Required task: Wherever the string "values" occurs in a line of these records, report that line.
[Start of Input rows]
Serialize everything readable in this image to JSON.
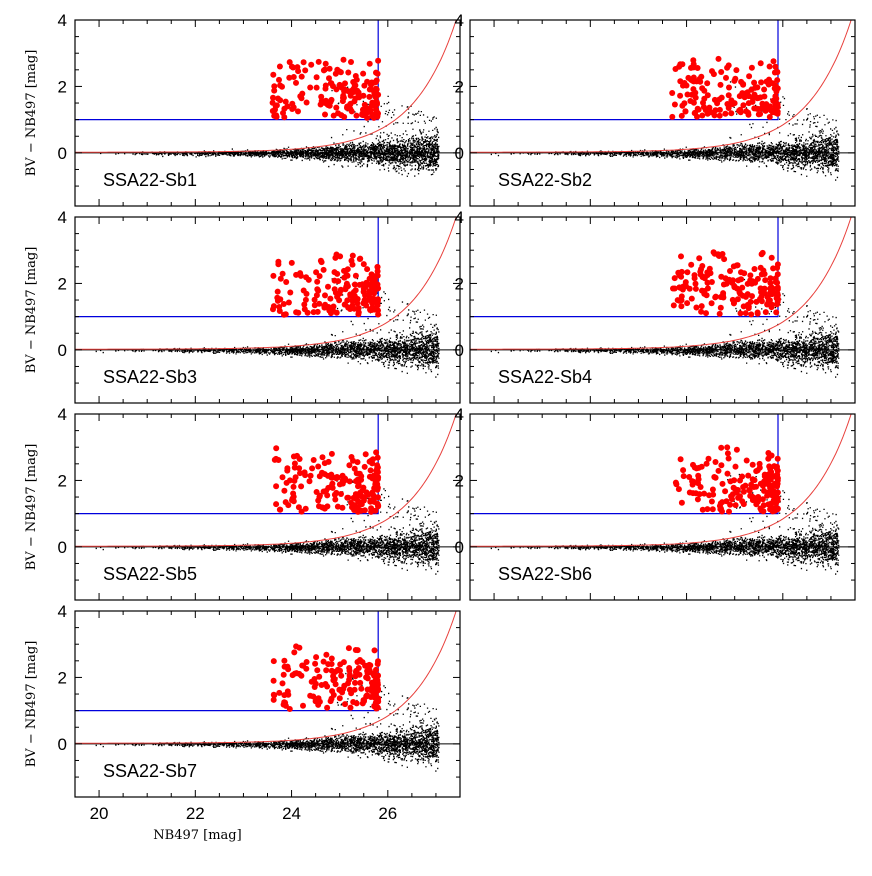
{
  "chart_data": {
    "type": "scatter",
    "xlabel": "NB497 [mag]",
    "ylabel": "BV − NB497 [mag]",
    "xlim": [
      19.5,
      27.5
    ],
    "ylim": [
      -1.6,
      4.0
    ],
    "x_ticks": [
      20,
      22,
      24,
      26
    ],
    "y_ticks": [
      0,
      2,
      4
    ],
    "selection": {
      "color_cut": 1.0,
      "mag_limits": {
        "Sb1": 25.8,
        "Sb2": 25.9,
        "Sb3": 25.8,
        "Sb4": 25.9,
        "Sb5": 25.8,
        "Sb6": 25.9,
        "Sb7": 25.8
      }
    },
    "colors": {
      "selected": "#ff0000",
      "field": "#000000",
      "cut": "#0000dd",
      "curve": "#e8403c"
    },
    "panels": [
      {
        "label": "SSA22-Sb1"
      },
      {
        "label": "SSA22-Sb2"
      },
      {
        "label": "SSA22-Sb3"
      },
      {
        "label": "SSA22-Sb4"
      },
      {
        "label": "SSA22-Sb5"
      },
      {
        "label": "SSA22-Sb6"
      },
      {
        "label": "SSA22-Sb7"
      }
    ],
    "series": [
      {
        "values": "BV − NB497 color of detected field objects (black)"
      },
      {
        "values": "selected emitter candidates (red)"
      }
    ]
  }
}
[End of Input rows]
Written reply:
        "values": "BV − NB497 color of detected field objects (black)"
        "values": "selected emitter candidates (red)"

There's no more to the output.